Work to do
Repeat the listing word for word. No pictures belong in the copy.
# Start of Material for this task
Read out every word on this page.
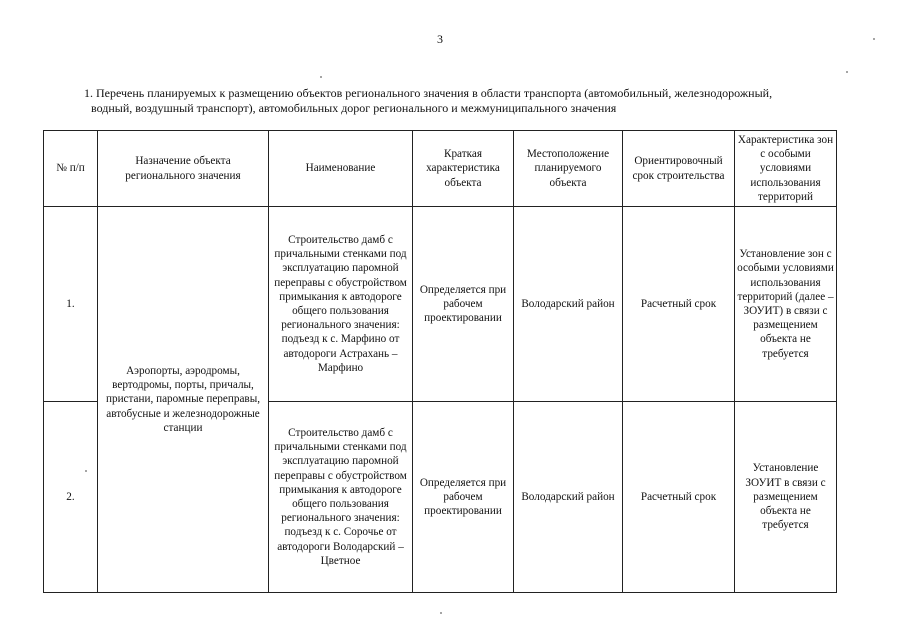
3
1. Перечень планируемых к размещению объектов регионального значения в области транспорта (автомобильный, железнодорожный,
водный, воздушный транспорт), автомобильных дорог регионального и межмуниципального значения
№ п/п	Назначение объекта регионального значения	Наименование	Краткая характеристика объекта	Местоположение планируемого объекта	Ориентировочный срок строительства	Характеристика зон с особыми условиями использования территорий
1.	Аэропорты, аэродромы, вертодромы, порты, причалы, пристани, паромные переправы, автобусные и железнодорожные станции	Строительство дамб с причальными стенками под эксплуатацию паромной переправы с обустройством примыкания к автодороге общего пользования регионального значения: подъезд к с. Марфино от автодороги Астрахань – Марфино	Определяется при рабочем проектировании	Володарский район	Расчетный срок	Установление зон с особыми условиями использования территорий (далее – ЗОУИТ) в связи с размещением объекта не требуется
2.		Строительство дамб с причальными стенками под эксплуатацию паромной переправы с обустройством примыкания к автодороге общего пользования регионального значения: подъезд к с. Сорочье от автодороги Володарский – Цветное	Определяется при рабочем проектировании	Володарский район	Расчетный срок	Установление ЗОУИТ в связи с размещением объекта не требуется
# End of Material for this task
Finished task
Read out every word on this page.
3
1. Перечень планируемых к размещению объектов регионального значения в области транспорта (автомобильный, железнодорожный,
водный, воздушный транспорт), автомобильных дорог регионального и межмуниципального значения
№ п/п	Назначение объекта регионального значения	Наименование	Краткая характеристика объекта	Местоположение планируемого объекта	Ориентировочный срок строительства	Характеристика зон с особыми условиями использования территорий
1.	Аэропорты, аэродромы, вертодромы, порты, причалы, пристани, паромные переправы, автобусные и железнодорожные станции	Строительство дамб с причальными стенками под эксплуатацию паромной переправы с обустройством примыкания к автодороге общего пользования регионального значения: подъезд к с. Марфино от автодороги Астрахань – Марфино	Определяется при рабочем проектировании	Володарский район	Расчетный срок	Установление зон с особыми условиями использования территорий (далее – ЗОУИТ) в связи с размещением объекта не требуется
2.		Строительство дамб с причальными стенками под эксплуатацию паромной переправы с обустройством примыкания к автодороге общего пользования регионального значения: подъезд к с. Сорочье от автодороги Володарский – Цветное	Определяется при рабочем проектировании	Володарский район	Расчетный срок	Установление ЗОУИТ в связи с размещением объекта не требуется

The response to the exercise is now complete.